__SUPPLIED DATA__
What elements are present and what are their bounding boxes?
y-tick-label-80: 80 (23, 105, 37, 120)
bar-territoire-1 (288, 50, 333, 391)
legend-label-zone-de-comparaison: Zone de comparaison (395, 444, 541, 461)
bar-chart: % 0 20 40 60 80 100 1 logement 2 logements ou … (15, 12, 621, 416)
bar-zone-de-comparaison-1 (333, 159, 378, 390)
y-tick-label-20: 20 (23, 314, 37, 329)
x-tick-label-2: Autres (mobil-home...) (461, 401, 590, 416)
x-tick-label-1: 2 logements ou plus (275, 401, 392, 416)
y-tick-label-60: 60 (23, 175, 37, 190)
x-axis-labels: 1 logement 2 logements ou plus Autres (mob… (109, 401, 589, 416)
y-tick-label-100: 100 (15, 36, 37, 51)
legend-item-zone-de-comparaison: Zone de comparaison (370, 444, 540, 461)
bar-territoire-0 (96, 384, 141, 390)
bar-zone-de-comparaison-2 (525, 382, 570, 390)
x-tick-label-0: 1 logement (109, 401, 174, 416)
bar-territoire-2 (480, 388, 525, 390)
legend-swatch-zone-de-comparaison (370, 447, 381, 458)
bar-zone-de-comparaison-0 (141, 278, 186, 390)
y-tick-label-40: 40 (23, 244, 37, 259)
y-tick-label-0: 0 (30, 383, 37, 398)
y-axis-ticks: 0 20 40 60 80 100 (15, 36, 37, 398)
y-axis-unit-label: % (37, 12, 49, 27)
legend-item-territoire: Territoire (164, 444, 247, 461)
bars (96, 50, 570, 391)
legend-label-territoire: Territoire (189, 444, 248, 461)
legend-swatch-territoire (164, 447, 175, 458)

__PROBLEM DESCRIPTION__
Quote every line in the rows above word for word, with no changes.

__RESULT__
What elements are present and what are their bounding boxes?
y-tick-label-80: 80 (23, 105, 37, 120)
bar-territoire-1 (288, 50, 333, 391)
legend-label-zone-de-comparaison: Zone de comparaison (395, 444, 541, 461)
bar-chart: % 0 20 40 60 80 100 1 logement 2 logements ou … (15, 12, 621, 416)
bar-zone-de-comparaison-1 (333, 159, 378, 390)
y-tick-label-20: 20 (23, 314, 37, 329)
x-tick-label-2: Autres (mobil-home...) (461, 401, 590, 416)
x-tick-label-1: 2 logements ou plus (275, 401, 392, 416)
y-tick-label-60: 60 (23, 175, 37, 190)
x-axis-labels: 1 logement 2 logements ou plus Autres (mob… (109, 401, 589, 416)
y-tick-label-100: 100 (15, 36, 37, 51)
legend-item-zone-de-comparaison: Zone de comparaison (370, 444, 540, 461)
bar-territoire-0 (96, 384, 141, 390)
bar-zone-de-comparaison-2 (525, 382, 570, 390)
x-tick-label-0: 1 logement (109, 401, 174, 416)
bar-territoire-2 (480, 388, 525, 390)
legend-swatch-zone-de-comparaison (370, 447, 381, 458)
bar-zone-de-comparaison-0 (141, 278, 186, 390)
y-tick-label-40: 40 (23, 244, 37, 259)
y-tick-label-0: 0 (30, 383, 37, 398)
y-axis-ticks: 0 20 40 60 80 100 (15, 36, 37, 398)
y-axis-unit-label: % (37, 12, 49, 27)
legend-item-territoire: Territoire (164, 444, 247, 461)
bars (96, 50, 570, 391)
legend-label-territoire: Territoire (189, 444, 248, 461)
legend-swatch-territoire (164, 447, 175, 458)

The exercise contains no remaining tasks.